Every line below is to be quoted exactly, with nothing added or dropped.

__Listed entries__

---------------

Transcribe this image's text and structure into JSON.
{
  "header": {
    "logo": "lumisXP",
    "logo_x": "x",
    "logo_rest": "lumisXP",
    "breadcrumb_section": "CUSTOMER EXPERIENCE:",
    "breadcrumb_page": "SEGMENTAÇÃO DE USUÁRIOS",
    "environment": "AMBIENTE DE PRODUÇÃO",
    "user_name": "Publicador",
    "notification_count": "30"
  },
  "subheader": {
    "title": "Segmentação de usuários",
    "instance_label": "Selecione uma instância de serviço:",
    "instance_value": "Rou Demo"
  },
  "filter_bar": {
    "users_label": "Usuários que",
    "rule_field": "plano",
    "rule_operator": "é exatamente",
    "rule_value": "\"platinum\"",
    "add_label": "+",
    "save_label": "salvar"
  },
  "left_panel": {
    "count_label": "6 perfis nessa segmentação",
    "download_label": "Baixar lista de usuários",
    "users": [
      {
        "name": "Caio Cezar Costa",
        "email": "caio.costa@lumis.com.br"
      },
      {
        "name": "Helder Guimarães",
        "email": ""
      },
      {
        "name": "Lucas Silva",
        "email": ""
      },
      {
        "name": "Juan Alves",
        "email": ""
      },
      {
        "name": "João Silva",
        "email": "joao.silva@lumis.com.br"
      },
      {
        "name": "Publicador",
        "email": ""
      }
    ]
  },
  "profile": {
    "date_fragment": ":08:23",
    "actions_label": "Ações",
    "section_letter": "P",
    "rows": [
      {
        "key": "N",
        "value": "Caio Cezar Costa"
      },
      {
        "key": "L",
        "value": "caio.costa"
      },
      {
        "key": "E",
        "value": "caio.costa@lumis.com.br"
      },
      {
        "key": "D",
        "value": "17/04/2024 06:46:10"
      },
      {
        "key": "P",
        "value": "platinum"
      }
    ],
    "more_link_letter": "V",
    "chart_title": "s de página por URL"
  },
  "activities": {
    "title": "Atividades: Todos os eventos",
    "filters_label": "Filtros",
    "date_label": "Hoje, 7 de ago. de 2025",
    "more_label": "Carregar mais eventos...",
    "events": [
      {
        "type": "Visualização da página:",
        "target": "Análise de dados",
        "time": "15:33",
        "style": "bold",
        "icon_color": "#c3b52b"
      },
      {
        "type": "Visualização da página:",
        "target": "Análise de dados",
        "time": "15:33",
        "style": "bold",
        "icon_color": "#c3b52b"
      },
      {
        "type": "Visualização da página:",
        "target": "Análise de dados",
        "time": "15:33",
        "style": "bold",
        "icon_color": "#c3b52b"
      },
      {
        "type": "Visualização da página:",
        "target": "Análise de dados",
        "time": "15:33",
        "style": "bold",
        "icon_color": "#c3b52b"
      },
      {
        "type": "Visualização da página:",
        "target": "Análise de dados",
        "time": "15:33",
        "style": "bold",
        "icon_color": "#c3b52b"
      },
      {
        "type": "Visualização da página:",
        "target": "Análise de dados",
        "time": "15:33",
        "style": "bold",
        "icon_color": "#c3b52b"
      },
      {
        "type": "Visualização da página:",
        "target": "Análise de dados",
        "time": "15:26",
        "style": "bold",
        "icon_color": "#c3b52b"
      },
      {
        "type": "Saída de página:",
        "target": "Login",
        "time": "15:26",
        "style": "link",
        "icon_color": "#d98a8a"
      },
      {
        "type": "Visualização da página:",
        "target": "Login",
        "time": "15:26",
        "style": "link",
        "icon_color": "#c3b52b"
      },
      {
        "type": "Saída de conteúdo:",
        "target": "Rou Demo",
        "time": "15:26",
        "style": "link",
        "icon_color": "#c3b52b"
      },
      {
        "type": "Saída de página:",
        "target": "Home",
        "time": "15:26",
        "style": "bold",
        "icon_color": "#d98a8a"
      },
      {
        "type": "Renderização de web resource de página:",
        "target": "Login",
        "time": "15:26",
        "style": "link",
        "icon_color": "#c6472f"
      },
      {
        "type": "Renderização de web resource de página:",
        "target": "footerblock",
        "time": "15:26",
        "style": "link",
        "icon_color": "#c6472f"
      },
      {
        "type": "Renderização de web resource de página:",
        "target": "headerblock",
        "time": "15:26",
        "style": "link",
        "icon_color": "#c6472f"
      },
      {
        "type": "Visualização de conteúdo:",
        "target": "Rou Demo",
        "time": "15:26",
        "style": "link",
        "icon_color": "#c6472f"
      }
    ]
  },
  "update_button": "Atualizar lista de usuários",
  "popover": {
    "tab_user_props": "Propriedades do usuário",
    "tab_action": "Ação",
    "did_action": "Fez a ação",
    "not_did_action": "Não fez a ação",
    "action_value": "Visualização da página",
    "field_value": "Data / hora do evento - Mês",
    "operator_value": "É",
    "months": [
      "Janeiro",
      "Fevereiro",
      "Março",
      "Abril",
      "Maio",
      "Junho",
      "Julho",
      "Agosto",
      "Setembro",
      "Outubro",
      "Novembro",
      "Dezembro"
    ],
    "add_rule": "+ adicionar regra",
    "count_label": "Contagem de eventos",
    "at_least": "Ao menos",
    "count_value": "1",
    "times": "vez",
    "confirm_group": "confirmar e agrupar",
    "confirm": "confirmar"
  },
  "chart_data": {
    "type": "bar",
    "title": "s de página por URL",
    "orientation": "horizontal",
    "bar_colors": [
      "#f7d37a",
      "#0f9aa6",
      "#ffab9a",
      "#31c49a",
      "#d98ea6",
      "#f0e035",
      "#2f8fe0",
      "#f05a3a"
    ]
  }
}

---------------

__Output of the task__
Transcribe this image's text and structure into JSON.
{
  "header": {
    "logo": "lumisXP",
    "logo_x": "x",
    "logo_rest": "lumisXP",
    "breadcrumb_section": "CUSTOMER EXPERIENCE:",
    "breadcrumb_page": "SEGMENTAÇÃO DE USUÁRIOS",
    "environment": "AMBIENTE DE PRODUÇÃO",
    "user_name": "Publicador",
    "notification_count": "30"
  },
  "subheader": {
    "title": "Segmentação de usuários",
    "instance_label": "Selecione uma instância de serviço:",
    "instance_value": "Rou Demo"
  },
  "filter_bar": {
    "users_label": "Usuários que",
    "rule_field": "plano",
    "rule_operator": "é exatamente",
    "rule_value": "\"platinum\"",
    "add_label": "+",
    "save_label": "salvar"
  },
  "left_panel": {
    "count_label": "6 perfis nessa segmentação",
    "download_label": "Baixar lista de usuários",
    "users": [
      {
        "name": "Caio Cezar Costa",
        "email": "caio.costa@lumis.com.br"
      },
      {
        "name": "Helder Guimarães",
        "email": ""
      },
      {
        "name": "Lucas Silva",
        "email": ""
      },
      {
        "name": "Juan Alves",
        "email": ""
      },
      {
        "name": "João Silva",
        "email": "joao.silva@lumis.com.br"
      },
      {
        "name": "Publicador",
        "email": ""
      }
    ]
  },
  "profile": {
    "date_fragment": ":08:23",
    "actions_label": "Ações",
    "section_letter": "P",
    "rows": [
      {
        "key": "N",
        "value": "Caio Cezar Costa"
      },
      {
        "key": "L",
        "value": "caio.costa"
      },
      {
        "key": "E",
        "value": "caio.costa@lumis.com.br"
      },
      {
        "key": "D",
        "value": "17/04/2024 06:46:10"
      },
      {
        "key": "P",
        "value": "platinum"
      }
    ],
    "more_link_letter": "V",
    "chart_title": "s de página por URL"
  },
  "activities": {
    "title": "Atividades: Todos os eventos",
    "filters_label": "Filtros",
    "date_label": "Hoje, 7 de ago. de 2025",
    "more_label": "Carregar mais eventos...",
    "events": [
      {
        "type": "Visualização da página:",
        "target": "Análise de dados",
        "time": "15:33",
        "style": "bold",
        "icon_color": "#c3b52b"
      },
      {
        "type": "Visualização da página:",
        "target": "Análise de dados",
        "time": "15:33",
        "style": "bold",
        "icon_color": "#c3b52b"
      },
      {
        "type": "Visualização da página:",
        "target": "Análise de dados",
        "time": "15:33",
        "style": "bold",
        "icon_color": "#c3b52b"
      },
      {
        "type": "Visualização da página:",
        "target": "Análise de dados",
        "time": "15:33",
        "style": "bold",
        "icon_color": "#c3b52b"
      },
      {
        "type": "Visualização da página:",
        "target": "Análise de dados",
        "time": "15:33",
        "style": "bold",
        "icon_color": "#c3b52b"
      },
      {
        "type": "Visualização da página:",
        "target": "Análise de dados",
        "time": "15:33",
        "style": "bold",
        "icon_color": "#c3b52b"
      },
      {
        "type": "Visualização da página:",
        "target": "Análise de dados",
        "time": "15:26",
        "style": "bold",
        "icon_color": "#c3b52b"
      },
      {
        "type": "Saída de página:",
        "target": "Login",
        "time": "15:26",
        "style": "link",
        "icon_color": "#d98a8a"
      },
      {
        "type": "Visualização da página:",
        "target": "Login",
        "time": "15:26",
        "style": "link",
        "icon_color": "#c3b52b"
      },
      {
        "type": "Saída de conteúdo:",
        "target": "Rou Demo",
        "time": "15:26",
        "style": "link",
        "icon_color": "#c3b52b"
      },
      {
        "type": "Saída de página:",
        "target": "Home",
        "time": "15:26",
        "style": "bold",
        "icon_color": "#d98a8a"
      },
      {
        "type": "Renderização de web resource de página:",
        "target": "Login",
        "time": "15:26",
        "style": "link",
        "icon_color": "#c6472f"
      },
      {
        "type": "Renderização de web resource de página:",
        "target": "footerblock",
        "time": "15:26",
        "style": "link",
        "icon_color": "#c6472f"
      },
      {
        "type": "Renderização de web resource de página:",
        "target": "headerblock",
        "time": "15:26",
        "style": "link",
        "icon_color": "#c6472f"
      },
      {
        "type": "Visualização de conteúdo:",
        "target": "Rou Demo",
        "time": "15:26",
        "style": "link",
        "icon_color": "#c6472f"
      }
    ]
  },
  "update_button": "Atualizar lista de usuários",
  "popover": {
    "tab_user_props": "Propriedades do usuário",
    "tab_action": "Ação",
    "did_action": "Fez a ação",
    "not_did_action": "Não fez a ação",
    "action_value": "Visualização da página",
    "field_value": "Data / hora do evento - Mês",
    "operator_value": "É",
    "months": [
      "Janeiro",
      "Fevereiro",
      "Março",
      "Abril",
      "Maio",
      "Junho",
      "Julho",
      "Agosto",
      "Setembro",
      "Outubro",
      "Novembro",
      "Dezembro"
    ],
    "add_rule": "+ adicionar regra",
    "count_label": "Contagem de eventos",
    "at_least": "Ao menos",
    "count_value": "1",
    "times": "vez",
    "confirm_group": "confirmar e agrupar",
    "confirm": "confirmar"
  },
  "chart_data": {
    "type": "bar",
    "title": "s de página por URL",
    "orientation": "horizontal",
    "bar_colors": [
      "#f7d37a",
      "#0f9aa6",
      "#ffab9a",
      "#31c49a",
      "#d98ea6",
      "#f0e035",
      "#2f8fe0",
      "#f05a3a"
    ]
  }
}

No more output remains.